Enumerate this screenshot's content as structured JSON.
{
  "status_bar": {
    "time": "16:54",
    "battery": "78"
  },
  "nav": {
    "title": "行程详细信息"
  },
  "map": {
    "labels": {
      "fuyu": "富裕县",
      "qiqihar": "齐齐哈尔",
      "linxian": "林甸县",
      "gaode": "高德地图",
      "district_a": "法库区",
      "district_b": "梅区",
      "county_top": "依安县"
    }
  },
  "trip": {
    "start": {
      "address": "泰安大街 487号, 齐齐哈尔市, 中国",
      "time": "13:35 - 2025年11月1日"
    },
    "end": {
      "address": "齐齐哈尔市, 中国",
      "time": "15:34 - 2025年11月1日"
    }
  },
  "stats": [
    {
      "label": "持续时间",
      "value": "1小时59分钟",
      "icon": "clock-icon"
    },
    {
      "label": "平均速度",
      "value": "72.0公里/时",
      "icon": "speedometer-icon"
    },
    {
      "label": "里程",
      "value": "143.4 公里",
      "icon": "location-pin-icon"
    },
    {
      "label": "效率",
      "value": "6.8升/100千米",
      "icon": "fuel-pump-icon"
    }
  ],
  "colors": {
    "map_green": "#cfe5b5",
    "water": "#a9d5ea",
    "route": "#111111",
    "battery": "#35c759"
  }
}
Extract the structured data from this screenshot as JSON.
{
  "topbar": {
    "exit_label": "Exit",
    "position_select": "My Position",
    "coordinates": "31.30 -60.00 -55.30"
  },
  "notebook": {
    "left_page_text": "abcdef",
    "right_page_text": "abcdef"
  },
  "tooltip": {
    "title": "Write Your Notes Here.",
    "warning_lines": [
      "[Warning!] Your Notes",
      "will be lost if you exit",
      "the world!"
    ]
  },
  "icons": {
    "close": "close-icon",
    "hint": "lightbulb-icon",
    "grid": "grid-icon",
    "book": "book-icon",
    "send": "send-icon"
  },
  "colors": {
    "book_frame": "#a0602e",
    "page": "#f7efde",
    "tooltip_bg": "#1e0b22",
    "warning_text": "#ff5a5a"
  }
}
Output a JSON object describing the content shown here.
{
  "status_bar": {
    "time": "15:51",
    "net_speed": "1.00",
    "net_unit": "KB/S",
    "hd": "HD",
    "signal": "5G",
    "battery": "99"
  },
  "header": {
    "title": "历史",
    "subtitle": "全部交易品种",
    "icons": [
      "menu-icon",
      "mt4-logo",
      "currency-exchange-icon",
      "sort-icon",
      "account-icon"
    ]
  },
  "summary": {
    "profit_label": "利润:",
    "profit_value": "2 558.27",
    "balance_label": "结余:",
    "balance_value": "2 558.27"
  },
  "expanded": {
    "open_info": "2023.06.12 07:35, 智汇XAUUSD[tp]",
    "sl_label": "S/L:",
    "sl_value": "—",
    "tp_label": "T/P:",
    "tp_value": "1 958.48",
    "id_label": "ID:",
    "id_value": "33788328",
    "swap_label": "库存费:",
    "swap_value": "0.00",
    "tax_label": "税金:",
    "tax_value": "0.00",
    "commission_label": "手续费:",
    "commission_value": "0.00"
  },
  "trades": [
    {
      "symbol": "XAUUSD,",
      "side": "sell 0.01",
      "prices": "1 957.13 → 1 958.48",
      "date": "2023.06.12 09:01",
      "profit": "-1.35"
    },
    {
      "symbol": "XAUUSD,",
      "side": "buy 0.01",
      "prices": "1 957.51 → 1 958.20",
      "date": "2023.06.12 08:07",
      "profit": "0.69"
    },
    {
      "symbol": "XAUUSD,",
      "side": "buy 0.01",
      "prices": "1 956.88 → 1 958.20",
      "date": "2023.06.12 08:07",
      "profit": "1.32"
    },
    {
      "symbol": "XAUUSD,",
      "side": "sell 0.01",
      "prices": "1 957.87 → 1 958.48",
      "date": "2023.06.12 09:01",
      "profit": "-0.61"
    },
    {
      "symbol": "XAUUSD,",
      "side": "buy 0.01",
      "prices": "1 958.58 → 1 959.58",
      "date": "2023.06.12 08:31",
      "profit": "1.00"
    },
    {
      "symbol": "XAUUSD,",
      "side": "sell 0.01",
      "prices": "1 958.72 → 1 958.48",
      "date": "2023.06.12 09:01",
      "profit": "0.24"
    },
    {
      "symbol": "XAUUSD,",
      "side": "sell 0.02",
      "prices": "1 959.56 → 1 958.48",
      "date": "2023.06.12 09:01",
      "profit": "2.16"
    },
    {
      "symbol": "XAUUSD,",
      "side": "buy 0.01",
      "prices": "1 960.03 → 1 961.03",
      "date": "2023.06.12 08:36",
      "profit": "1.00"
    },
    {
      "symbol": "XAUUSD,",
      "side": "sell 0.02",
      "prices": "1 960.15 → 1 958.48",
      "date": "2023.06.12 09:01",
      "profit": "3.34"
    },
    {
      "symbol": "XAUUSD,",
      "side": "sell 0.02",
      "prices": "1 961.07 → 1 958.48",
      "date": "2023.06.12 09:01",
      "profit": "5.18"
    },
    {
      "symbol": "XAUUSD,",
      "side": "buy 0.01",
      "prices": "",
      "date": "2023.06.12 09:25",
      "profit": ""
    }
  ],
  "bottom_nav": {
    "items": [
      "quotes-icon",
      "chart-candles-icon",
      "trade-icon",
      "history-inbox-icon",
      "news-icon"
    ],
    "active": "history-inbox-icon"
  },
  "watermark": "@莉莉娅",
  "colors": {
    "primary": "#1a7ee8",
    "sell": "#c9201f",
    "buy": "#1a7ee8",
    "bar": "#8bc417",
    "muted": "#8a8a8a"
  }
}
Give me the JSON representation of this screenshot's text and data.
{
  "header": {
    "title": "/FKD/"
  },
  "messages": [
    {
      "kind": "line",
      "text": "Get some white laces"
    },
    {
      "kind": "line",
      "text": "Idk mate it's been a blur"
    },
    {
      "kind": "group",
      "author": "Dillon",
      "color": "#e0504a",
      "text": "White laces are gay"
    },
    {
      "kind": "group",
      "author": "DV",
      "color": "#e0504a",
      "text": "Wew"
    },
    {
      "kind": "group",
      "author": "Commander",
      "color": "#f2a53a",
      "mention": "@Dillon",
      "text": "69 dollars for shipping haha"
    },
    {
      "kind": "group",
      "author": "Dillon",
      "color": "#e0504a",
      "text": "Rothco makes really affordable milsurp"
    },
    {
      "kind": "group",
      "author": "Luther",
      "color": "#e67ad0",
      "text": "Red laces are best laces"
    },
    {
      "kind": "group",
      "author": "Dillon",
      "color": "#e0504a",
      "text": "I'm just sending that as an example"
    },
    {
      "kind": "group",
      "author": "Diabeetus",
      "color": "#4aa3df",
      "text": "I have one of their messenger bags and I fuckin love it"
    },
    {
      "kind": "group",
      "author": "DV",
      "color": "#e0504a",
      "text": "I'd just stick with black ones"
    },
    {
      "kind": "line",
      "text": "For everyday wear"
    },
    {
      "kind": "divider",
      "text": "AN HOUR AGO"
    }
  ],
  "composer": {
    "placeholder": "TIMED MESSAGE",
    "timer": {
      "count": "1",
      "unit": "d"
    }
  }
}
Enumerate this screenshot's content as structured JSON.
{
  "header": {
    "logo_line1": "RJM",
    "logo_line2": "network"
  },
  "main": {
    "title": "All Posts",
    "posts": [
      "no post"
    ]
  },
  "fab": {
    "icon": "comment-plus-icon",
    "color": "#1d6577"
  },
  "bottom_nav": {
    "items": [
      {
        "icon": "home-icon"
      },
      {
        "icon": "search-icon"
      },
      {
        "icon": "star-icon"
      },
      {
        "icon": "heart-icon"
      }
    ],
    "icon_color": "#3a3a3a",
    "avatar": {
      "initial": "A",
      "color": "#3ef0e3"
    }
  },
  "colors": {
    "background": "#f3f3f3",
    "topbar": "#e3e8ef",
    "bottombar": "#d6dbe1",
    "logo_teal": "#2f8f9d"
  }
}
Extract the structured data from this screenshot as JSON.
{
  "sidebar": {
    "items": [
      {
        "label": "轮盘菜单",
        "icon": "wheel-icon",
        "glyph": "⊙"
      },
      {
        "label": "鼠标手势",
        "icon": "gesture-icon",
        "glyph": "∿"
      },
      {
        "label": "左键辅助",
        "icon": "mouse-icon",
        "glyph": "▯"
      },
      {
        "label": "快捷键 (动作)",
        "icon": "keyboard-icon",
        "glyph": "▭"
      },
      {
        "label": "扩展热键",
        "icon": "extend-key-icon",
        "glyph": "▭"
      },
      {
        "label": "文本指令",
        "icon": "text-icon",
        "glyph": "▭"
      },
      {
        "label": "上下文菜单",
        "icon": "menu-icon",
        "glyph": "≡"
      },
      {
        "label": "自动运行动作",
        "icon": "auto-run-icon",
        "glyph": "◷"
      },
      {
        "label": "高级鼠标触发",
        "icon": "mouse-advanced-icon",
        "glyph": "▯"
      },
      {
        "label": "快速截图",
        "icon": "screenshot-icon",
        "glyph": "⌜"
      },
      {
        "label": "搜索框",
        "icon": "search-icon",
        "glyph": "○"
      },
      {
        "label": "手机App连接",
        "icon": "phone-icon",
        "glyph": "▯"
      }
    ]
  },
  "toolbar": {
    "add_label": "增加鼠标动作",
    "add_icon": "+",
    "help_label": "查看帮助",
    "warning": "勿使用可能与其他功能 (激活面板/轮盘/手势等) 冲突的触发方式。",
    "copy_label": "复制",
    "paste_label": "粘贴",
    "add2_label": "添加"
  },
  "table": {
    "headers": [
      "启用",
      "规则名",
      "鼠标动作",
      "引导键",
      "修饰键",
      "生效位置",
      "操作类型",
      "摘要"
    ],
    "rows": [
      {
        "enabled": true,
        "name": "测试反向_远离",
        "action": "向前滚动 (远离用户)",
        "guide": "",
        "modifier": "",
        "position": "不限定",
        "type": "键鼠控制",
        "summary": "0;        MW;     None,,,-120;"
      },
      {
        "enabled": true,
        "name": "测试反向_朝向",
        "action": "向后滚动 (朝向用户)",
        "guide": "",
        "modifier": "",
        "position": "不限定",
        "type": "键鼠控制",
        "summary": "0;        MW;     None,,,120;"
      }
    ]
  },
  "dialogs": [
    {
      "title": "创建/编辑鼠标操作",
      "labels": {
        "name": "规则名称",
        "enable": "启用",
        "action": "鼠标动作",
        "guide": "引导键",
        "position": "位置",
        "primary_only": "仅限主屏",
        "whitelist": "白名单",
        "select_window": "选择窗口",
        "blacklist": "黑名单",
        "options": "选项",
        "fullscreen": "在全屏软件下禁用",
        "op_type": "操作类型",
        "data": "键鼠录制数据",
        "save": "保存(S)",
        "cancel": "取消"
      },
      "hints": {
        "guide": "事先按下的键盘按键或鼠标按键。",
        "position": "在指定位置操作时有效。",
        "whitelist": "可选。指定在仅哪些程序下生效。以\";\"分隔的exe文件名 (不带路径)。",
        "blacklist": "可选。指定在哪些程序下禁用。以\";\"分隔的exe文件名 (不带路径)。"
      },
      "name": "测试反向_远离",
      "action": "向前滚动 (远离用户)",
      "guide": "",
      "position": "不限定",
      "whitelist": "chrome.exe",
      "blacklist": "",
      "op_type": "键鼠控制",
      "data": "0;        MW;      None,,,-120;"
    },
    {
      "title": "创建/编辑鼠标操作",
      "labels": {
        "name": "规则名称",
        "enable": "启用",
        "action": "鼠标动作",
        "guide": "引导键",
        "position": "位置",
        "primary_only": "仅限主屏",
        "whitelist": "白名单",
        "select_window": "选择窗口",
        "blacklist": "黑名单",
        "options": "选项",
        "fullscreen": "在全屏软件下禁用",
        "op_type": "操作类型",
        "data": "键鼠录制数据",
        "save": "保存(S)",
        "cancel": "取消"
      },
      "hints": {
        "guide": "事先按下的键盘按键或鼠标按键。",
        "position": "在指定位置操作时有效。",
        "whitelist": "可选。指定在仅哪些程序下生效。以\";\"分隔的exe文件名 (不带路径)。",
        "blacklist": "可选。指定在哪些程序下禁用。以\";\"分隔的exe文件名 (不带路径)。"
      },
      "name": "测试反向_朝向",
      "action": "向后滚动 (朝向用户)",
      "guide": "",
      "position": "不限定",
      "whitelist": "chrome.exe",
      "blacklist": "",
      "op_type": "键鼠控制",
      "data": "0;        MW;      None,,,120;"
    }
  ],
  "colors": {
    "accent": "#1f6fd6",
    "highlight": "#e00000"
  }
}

********************

* [SHORT EXERCISE] Look through the listing above. Pick out each line with "prices" and copy it.

* [FINAL RESULT]
      "prices": "1 957.13 → 1 958.48",
      "prices": "1 957.51 → 1 958.20",
      "prices": "1 956.88 → 1 958.20",
      "prices": "1 957.87 → 1 958.48",
      "prices": "1 958.58 → 1 959.58",
      "prices": "1 958.72 → 1 958.48",
      "prices": "1 959.56 → 1 958.48",
      "prices": "1 960.03 → 1 961.03",
      "prices": "1 960.15 → 1 958.48",
      "prices": "1 961.07 → 1 958.48",
      "prices": "",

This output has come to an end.